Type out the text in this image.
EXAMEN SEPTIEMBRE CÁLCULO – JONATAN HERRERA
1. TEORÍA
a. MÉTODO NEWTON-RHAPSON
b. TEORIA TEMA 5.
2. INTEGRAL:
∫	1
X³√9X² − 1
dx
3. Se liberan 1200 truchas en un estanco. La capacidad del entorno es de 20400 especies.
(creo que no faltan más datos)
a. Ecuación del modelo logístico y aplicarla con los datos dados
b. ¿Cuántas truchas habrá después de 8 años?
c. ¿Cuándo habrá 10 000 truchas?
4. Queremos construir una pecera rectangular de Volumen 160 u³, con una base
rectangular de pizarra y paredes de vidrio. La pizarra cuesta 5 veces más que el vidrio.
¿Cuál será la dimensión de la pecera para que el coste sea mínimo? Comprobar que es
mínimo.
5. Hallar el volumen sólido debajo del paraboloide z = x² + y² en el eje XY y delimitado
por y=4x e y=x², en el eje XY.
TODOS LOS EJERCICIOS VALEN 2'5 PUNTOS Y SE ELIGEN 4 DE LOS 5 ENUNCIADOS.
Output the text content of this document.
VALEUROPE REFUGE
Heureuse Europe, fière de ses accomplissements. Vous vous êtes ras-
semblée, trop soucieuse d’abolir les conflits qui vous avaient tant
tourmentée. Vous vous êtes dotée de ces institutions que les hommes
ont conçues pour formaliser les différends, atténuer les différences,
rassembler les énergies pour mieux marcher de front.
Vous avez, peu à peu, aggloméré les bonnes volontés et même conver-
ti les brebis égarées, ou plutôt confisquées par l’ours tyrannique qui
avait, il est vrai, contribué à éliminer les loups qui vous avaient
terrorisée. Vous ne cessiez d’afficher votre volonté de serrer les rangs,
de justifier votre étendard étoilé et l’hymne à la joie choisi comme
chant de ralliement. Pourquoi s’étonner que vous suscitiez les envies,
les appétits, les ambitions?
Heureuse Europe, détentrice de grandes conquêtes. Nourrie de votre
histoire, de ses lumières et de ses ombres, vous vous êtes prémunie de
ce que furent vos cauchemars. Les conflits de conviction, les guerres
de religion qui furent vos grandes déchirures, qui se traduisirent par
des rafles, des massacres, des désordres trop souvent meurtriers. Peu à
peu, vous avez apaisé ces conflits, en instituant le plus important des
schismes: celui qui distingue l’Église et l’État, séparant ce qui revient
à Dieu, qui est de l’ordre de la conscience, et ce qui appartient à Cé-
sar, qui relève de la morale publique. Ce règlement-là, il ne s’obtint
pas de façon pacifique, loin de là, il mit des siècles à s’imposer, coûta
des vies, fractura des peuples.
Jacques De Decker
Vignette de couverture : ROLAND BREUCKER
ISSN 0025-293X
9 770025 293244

******

## EXERCISE
Write out the whole listing again. Match it word for word.

## OUTPUT BELOW
Type out the text in this image.
EXAMEN SEPTIEMBRE CÁLCULO – JONATAN HERRERA
1. TEORÍA
a. MÉTODO NEWTON-RHAPSON
b. TEORIA TEMA 5.
2. INTEGRAL:
∫	1
X³√9X² − 1
dx
3. Se liberan 1200 truchas en un estanco. La capacidad del entorno es de 20400 especies.
(creo que no faltan más datos)
a. Ecuación del modelo logístico y aplicarla con los datos dados
b. ¿Cuántas truchas habrá después de 8 años?
c. ¿Cuándo habrá 10 000 truchas?
4. Queremos construir una pecera rectangular de Volumen 160 u³, con una base
rectangular de pizarra y paredes de vidrio. La pizarra cuesta 5 veces más que el vidrio.
¿Cuál será la dimensión de la pecera para que el coste sea mínimo? Comprobar que es
mínimo.
5. Hallar el volumen sólido debajo del paraboloide z = x² + y² en el eje XY y delimitado
por y=4x e y=x², en el eje XY.
TODOS LOS EJERCICIOS VALEN 2'5 PUNTOS Y SE ELIGEN 4 DE LOS 5 ENUNCIADOS.
Output the text content of this document.
VALEUROPE REFUGE
Heureuse Europe, fière de ses accomplissements. Vous vous êtes ras-
semblée, trop soucieuse d’abolir les conflits qui vous avaient tant
tourmentée. Vous vous êtes dotée de ces institutions que les hommes
ont conçues pour formaliser les différends, atténuer les différences,
rassembler les énergies pour mieux marcher de front.
Vous avez, peu à peu, aggloméré les bonnes volontés et même conver-
ti les brebis égarées, ou plutôt confisquées par l’ours tyrannique qui
avait, il est vrai, contribué à éliminer les loups qui vous avaient
terrorisée. Vous ne cessiez d’afficher votre volonté de serrer les rangs,
de justifier votre étendard étoilé et l’hymne à la joie choisi comme
chant de ralliement. Pourquoi s’étonner que vous suscitiez les envies,
les appétits, les ambitions?
Heureuse Europe, détentrice de grandes conquêtes. Nourrie de votre
histoire, de ses lumières et de ses ombres, vous vous êtes prémunie de
ce que furent vos cauchemars. Les conflits de conviction, les guerres
de religion qui furent vos grandes déchirures, qui se traduisirent par
des rafles, des massacres, des désordres trop souvent meurtriers. Peu à
peu, vous avez apaisé ces conflits, en instituant le plus important des
schismes: celui qui distingue l’Église et l’État, séparant ce qui revient
à Dieu, qui est de l’ordre de la conscience, et ce qui appartient à Cé-
sar, qui relève de la morale publique. Ce règlement-là, il ne s’obtint
pas de façon pacifique, loin de là, il mit des siècles à s’imposer, coûta
des vies, fractura des peuples.
Jacques De Decker
Vignette de couverture : ROLAND BREUCKER
ISSN 0025-293X
9 770025 293244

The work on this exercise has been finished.